■ Stated task: Reproduce the listing below in full and without alteration, apart from its pictures.
----------
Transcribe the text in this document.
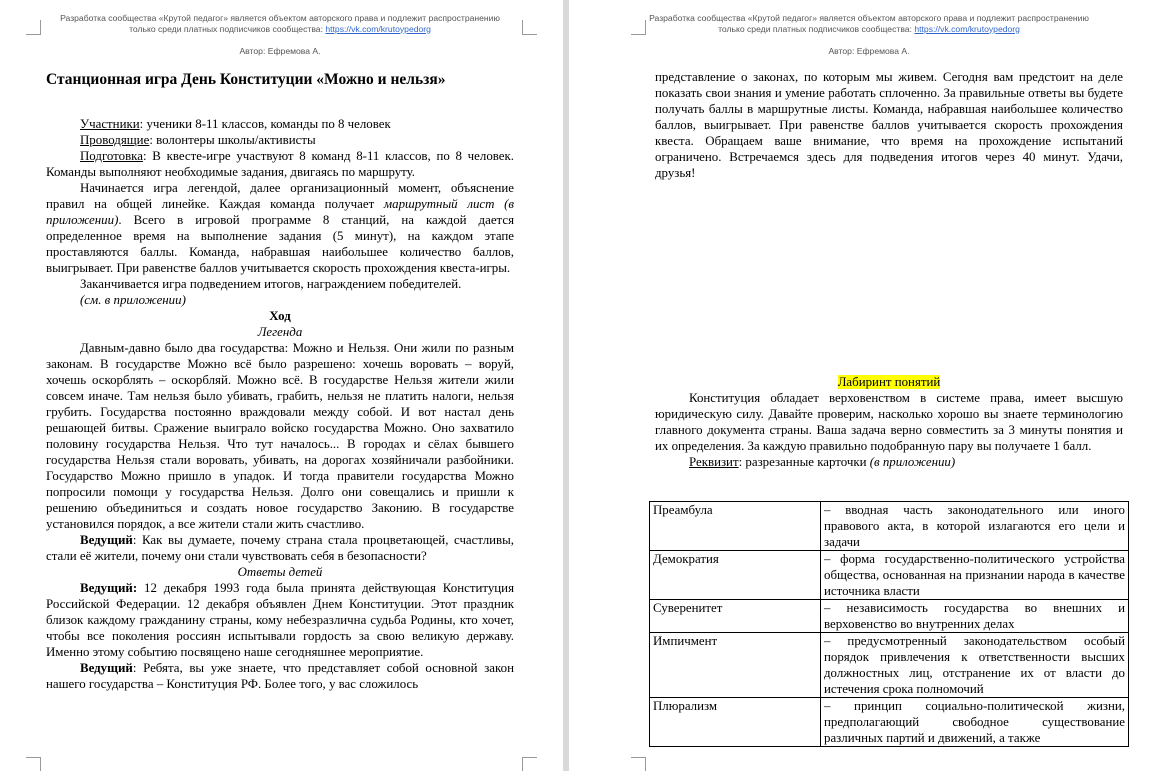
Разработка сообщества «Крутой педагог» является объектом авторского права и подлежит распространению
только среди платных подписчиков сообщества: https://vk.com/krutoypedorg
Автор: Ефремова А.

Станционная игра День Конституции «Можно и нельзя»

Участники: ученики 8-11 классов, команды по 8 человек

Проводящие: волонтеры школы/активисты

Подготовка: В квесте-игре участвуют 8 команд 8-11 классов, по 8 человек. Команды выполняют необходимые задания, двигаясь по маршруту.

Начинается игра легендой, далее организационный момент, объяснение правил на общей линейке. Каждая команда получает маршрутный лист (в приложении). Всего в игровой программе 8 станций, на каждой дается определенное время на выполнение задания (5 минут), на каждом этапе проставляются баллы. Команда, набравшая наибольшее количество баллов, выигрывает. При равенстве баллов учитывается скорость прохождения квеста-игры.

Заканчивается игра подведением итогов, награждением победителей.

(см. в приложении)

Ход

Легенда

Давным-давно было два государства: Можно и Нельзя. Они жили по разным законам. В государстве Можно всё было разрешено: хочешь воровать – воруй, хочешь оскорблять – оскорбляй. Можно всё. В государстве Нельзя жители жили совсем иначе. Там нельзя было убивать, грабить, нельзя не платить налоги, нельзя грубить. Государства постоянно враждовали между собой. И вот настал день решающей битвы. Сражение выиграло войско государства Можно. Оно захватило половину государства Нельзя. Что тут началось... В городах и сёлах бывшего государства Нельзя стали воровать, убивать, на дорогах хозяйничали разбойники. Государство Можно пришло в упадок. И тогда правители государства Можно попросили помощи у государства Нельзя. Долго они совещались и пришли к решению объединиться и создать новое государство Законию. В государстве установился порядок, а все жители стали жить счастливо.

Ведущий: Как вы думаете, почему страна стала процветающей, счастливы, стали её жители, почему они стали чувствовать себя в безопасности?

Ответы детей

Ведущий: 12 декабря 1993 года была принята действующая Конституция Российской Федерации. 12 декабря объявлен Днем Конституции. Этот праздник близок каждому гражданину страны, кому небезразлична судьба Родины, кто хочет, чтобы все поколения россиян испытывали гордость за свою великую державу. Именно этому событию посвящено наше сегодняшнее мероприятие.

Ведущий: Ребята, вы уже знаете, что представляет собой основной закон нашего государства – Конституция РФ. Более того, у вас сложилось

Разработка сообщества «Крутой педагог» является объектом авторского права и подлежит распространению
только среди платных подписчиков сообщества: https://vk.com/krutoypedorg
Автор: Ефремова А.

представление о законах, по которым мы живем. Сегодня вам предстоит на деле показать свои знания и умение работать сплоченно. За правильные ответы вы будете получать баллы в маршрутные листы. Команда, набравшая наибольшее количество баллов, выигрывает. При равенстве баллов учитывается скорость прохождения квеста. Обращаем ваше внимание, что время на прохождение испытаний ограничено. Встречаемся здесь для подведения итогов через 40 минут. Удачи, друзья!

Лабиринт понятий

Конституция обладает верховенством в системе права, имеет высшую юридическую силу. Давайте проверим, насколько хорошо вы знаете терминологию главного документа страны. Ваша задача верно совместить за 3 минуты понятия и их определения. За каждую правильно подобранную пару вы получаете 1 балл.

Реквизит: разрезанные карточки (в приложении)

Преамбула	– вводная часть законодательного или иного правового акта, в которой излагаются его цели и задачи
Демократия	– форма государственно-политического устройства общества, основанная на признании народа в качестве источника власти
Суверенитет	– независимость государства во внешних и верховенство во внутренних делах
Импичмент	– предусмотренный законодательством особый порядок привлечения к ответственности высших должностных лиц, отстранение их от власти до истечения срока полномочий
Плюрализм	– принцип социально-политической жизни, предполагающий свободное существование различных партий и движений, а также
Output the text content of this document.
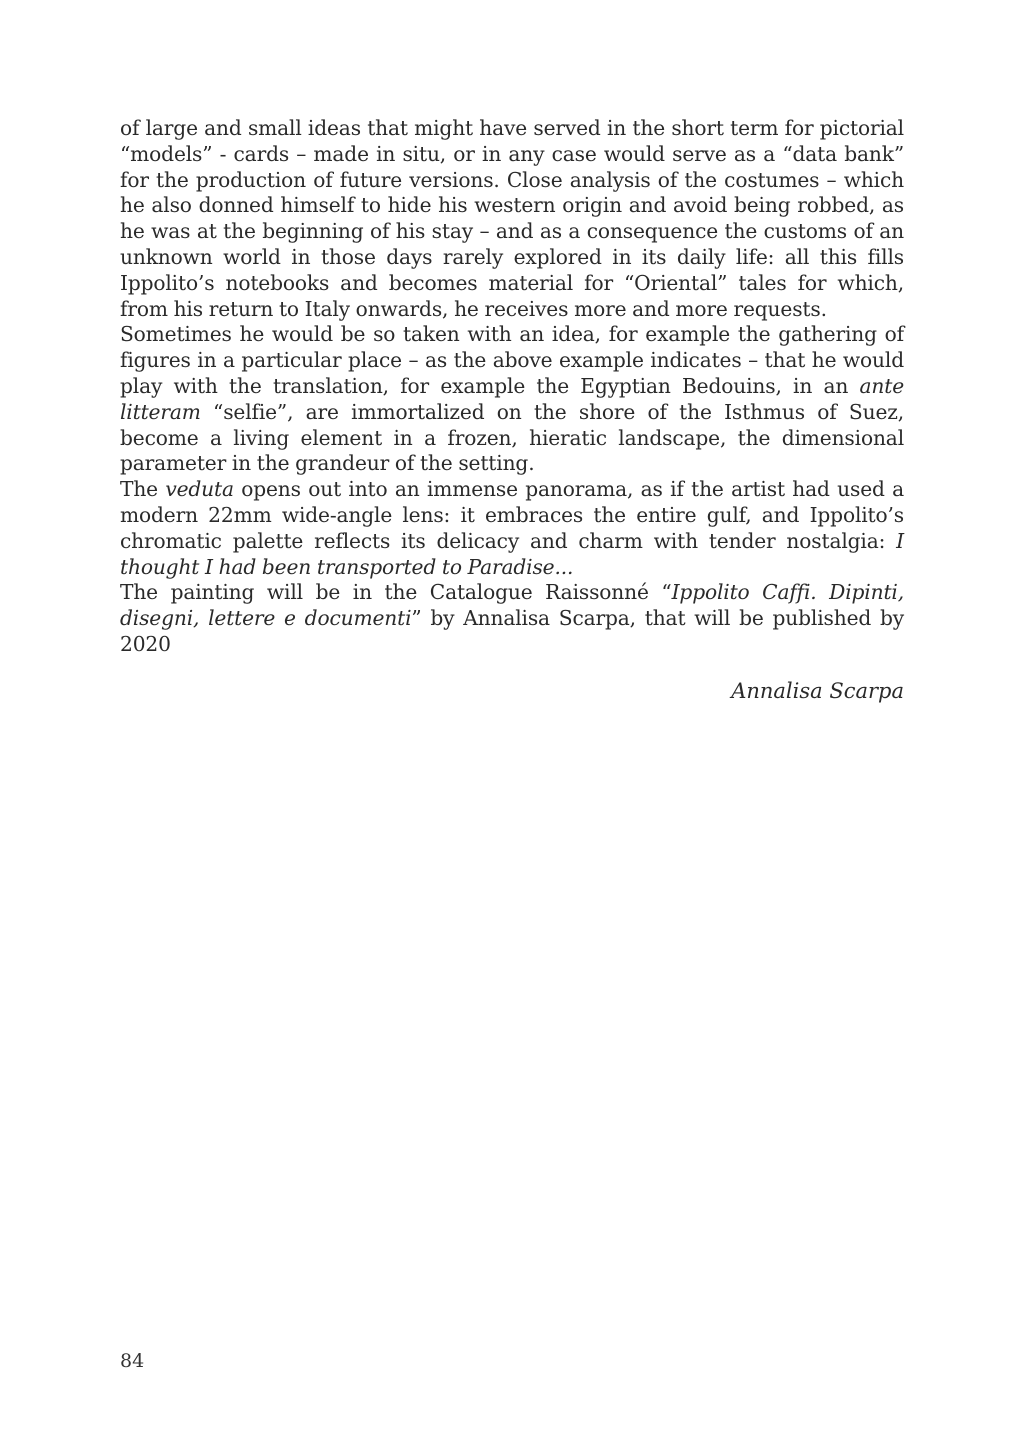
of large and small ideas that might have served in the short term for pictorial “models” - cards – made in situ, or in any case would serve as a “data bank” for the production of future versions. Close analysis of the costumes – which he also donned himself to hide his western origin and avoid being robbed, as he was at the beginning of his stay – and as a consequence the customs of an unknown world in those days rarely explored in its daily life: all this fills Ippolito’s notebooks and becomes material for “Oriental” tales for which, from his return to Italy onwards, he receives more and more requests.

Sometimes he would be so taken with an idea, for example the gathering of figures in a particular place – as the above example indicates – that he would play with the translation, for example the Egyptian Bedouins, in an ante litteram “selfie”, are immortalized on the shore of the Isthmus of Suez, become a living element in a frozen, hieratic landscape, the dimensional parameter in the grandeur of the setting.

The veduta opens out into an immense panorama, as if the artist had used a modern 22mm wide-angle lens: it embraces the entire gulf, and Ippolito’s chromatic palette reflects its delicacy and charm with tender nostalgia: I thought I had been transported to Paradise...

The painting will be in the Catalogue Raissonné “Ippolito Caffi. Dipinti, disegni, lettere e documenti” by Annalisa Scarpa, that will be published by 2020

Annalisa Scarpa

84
----------
■ Problem solution:
Transcribe the text in this document.
Разработка сообщества «Крутой педагог» является объектом авторского права и подлежит распространению
только среди платных подписчиков сообщества: https://vk.com/krutoypedorg
Автор: Ефремова А.

Станционная игра День Конституции «Можно и нельзя»

Участники: ученики 8-11 классов, команды по 8 человек

Проводящие: волонтеры школы/активисты

Подготовка: В квесте-игре участвуют 8 команд 8-11 классов, по 8 человек. Команды выполняют необходимые задания, двигаясь по маршруту.

Начинается игра легендой, далее организационный момент, объяснение правил на общей линейке. Каждая команда получает маршрутный лист (в приложении). Всего в игровой программе 8 станций, на каждой дается определенное время на выполнение задания (5 минут), на каждом этапе проставляются баллы. Команда, набравшая наибольшее количество баллов, выигрывает. При равенстве баллов учитывается скорость прохождения квеста-игры.

Заканчивается игра подведением итогов, награждением победителей.

(см. в приложении)

Ход

Легенда

Давным-давно было два государства: Можно и Нельзя. Они жили по разным законам. В государстве Можно всё было разрешено: хочешь воровать – воруй, хочешь оскорблять – оскорбляй. Можно всё. В государстве Нельзя жители жили совсем иначе. Там нельзя было убивать, грабить, нельзя не платить налоги, нельзя грубить. Государства постоянно враждовали между собой. И вот настал день решающей битвы. Сражение выиграло войско государства Можно. Оно захватило половину государства Нельзя. Что тут началось... В городах и сёлах бывшего государства Нельзя стали воровать, убивать, на дорогах хозяйничали разбойники. Государство Можно пришло в упадок. И тогда правители государства Можно попросили помощи у государства Нельзя. Долго они совещались и пришли к решению объединиться и создать новое государство Законию. В государстве установился порядок, а все жители стали жить счастливо.

Ведущий: Как вы думаете, почему страна стала процветающей, счастливы, стали её жители, почему они стали чувствовать себя в безопасности?

Ответы детей

Ведущий: 12 декабря 1993 года была принята действующая Конституция Российской Федерации. 12 декабря объявлен Днем Конституции. Этот праздник близок каждому гражданину страны, кому небезразлична судьба Родины, кто хочет, чтобы все поколения россиян испытывали гордость за свою великую державу. Именно этому событию посвящено наше сегодняшнее мероприятие.

Ведущий: Ребята, вы уже знаете, что представляет собой основной закон нашего государства – Конституция РФ. Более того, у вас сложилось

Разработка сообщества «Крутой педагог» является объектом авторского права и подлежит распространению
только среди платных подписчиков сообщества: https://vk.com/krutoypedorg
Автор: Ефремова А.

представление о законах, по которым мы живем. Сегодня вам предстоит на деле показать свои знания и умение работать сплоченно. За правильные ответы вы будете получать баллы в маршрутные листы. Команда, набравшая наибольшее количество баллов, выигрывает. При равенстве баллов учитывается скорость прохождения квеста. Обращаем ваше внимание, что время на прохождение испытаний ограничено. Встречаемся здесь для подведения итогов через 40 минут. Удачи, друзья!

Лабиринт понятий

Конституция обладает верховенством в системе права, имеет высшую юридическую силу. Давайте проверим, насколько хорошо вы знаете терминологию главного документа страны. Ваша задача верно совместить за 3 минуты понятия и их определения. За каждую правильно подобранную пару вы получаете 1 балл.

Реквизит: разрезанные карточки (в приложении)

Преамбула	– вводная часть законодательного или иного правового акта, в которой излагаются его цели и задачи
Демократия	– форма государственно-политического устройства общества, основанная на признании народа в качестве источника власти
Суверенитет	– независимость государства во внешних и верховенство во внутренних делах
Импичмент	– предусмотренный законодательством особый порядок привлечения к ответственности высших должностных лиц, отстранение их от власти до истечения срока полномочий
Плюрализм	– принцип социально-политической жизни, предполагающий свободное существование различных партий и движений, а также
Output the text content of this document.
of large and small ideas that might have served in the short term for pictorial “models” - cards – made in situ, or in any case would serve as a “data bank” for the production of future versions. Close analysis of the costumes – which he also donned himself to hide his western origin and avoid being robbed, as he was at the beginning of his stay – and as a consequence the customs of an unknown world in those days rarely explored in its daily life: all this fills Ippolito’s notebooks and becomes material for “Oriental” tales for which, from his return to Italy onwards, he receives more and more requests.

Sometimes he would be so taken with an idea, for example the gathering of figures in a particular place – as the above example indicates – that he would play with the translation, for example the Egyptian Bedouins, in an ante litteram “selfie”, are immortalized on the shore of the Isthmus of Suez, become a living element in a frozen, hieratic landscape, the dimensional parameter in the grandeur of the setting.

The veduta opens out into an immense panorama, as if the artist had used a modern 22mm wide-angle lens: it embraces the entire gulf, and Ippolito’s chromatic palette reflects its delicacy and charm with tender nostalgia: I thought I had been transported to Paradise...

The painting will be in the Catalogue Raissonné “Ippolito Caffi. Dipinti, disegni, lettere e documenti” by Annalisa Scarpa, that will be published by 2020

Annalisa Scarpa

84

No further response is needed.